▶ [Exercise description]: Write out the material exactly, with the pictures left out.
○ ○ ○ ○ ○ ○ ○
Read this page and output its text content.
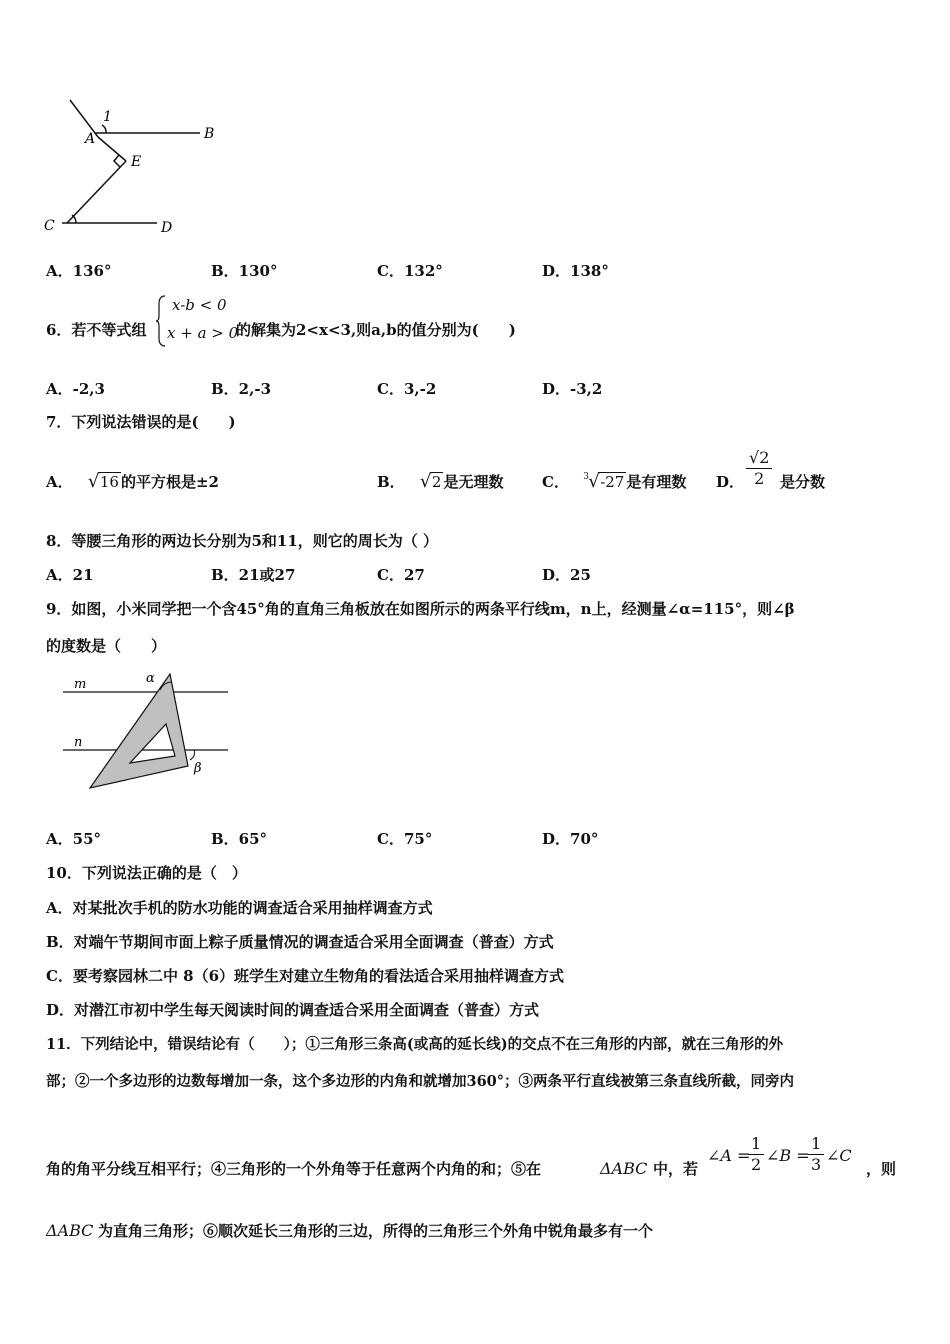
1
A	B
E
C	D
A．136°	B．130°	C．132°	D．138°
6．若不等式组
x-b < 0
x + a > 0
的解集为2<x<3,则a,b的值分别为(　　)
A．-2,3	B．2,-3	C．3,-2	D．-3,2
7．下列说法错误的是(　　)
A． √ 16 的平方根是±2	B． √ 2 是无理数	C． 3 √ -27 是有理数 D． $\frac{√2}{2}$ 是分数
8．等腰三角形的两边长分别为5和11，则它的周长为（ ）
A．21	B．21或27	C．27	D．25
9．如图，小米同学把一个含45°角的直角三角板放在如图所示的两条平行线m，n上，经测量∠α=115°，则∠β
的度数是（　　）
m
n
α
β
A．55°	B．65°	C．75°	D．70°
10．下列说法正确的是（　）
A．对某批次手机的防水功能的调查适合采用抽样调查方式
B．对端午节期间市面上粽子质量情况的调查适合采用全面调查（普查）方式
C．要考察园林二中 8（6）班学生对建立生物角的看法适合采用抽样调查方式
D．对潜江市初中学生每天阅读时间的调查适合采用全面调查（普查）方式
11．下列结论中，错误结论有（　　）；①三角形三条高(或高的延长线)的交点不在三角形的内部，就在三角形的外
部；②一个多边形的边数每增加一条，这个多边形的内角和就增加360°；③两条平行直线被第三条直线所截，同旁内
角的角平分线互相平行；④三角形的一个外角等于任意两个内角的和；⑤在	ΔABC 中，若
∠A =
$\frac{1}{2}$ ∠B =
$\frac{1}{3}$ ∠C
，则
ΔABC 为直角三角形；⑥顺次延长三角形的三边，所得的三角形三个外角中锐角最多有一个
○ ○ ○ ○ ○ ○ ○
▶ [Result of the exercise]:
Read this page and output its text content.
1
A	B
E
C	D
A．136°	B．130°	C．132°	D．138°
6．若不等式组
x-b < 0
x + a > 0
的解集为2<x<3,则a,b的值分别为(　　)
A．-2,3	B．2,-3	C．3,-2	D．-3,2
7．下列说法错误的是(　　)
A． √ 16 的平方根是±2	B． √ 2 是无理数	C． 3 √ -27 是有理数 D． $\frac{√2}{2}$ 是分数
8．等腰三角形的两边长分别为5和11，则它的周长为（ ）
A．21	B．21或27	C．27	D．25
9．如图，小米同学把一个含45°角的直角三角板放在如图所示的两条平行线m，n上，经测量∠α=115°，则∠β
的度数是（　　）
m
n
α
β
A．55°	B．65°	C．75°	D．70°
10．下列说法正确的是（　）
A．对某批次手机的防水功能的调查适合采用抽样调查方式
B．对端午节期间市面上粽子质量情况的调查适合采用全面调查（普查）方式
C．要考察园林二中 8（6）班学生对建立生物角的看法适合采用抽样调查方式
D．对潜江市初中学生每天阅读时间的调查适合采用全面调查（普查）方式
11．下列结论中，错误结论有（　　）；①三角形三条高(或高的延长线)的交点不在三角形的内部，就在三角形的外
部；②一个多边形的边数每增加一条，这个多边形的内角和就增加360°；③两条平行直线被第三条直线所截，同旁内
角的角平分线互相平行；④三角形的一个外角等于任意两个内角的和；⑤在	ΔABC 中，若
∠A =
$\frac{1}{2}$ ∠B =
$\frac{1}{3}$ ∠C
，则
ΔABC 为直角三角形；⑥顺次延长三角形的三边，所得的三角形三个外角中锐角最多有一个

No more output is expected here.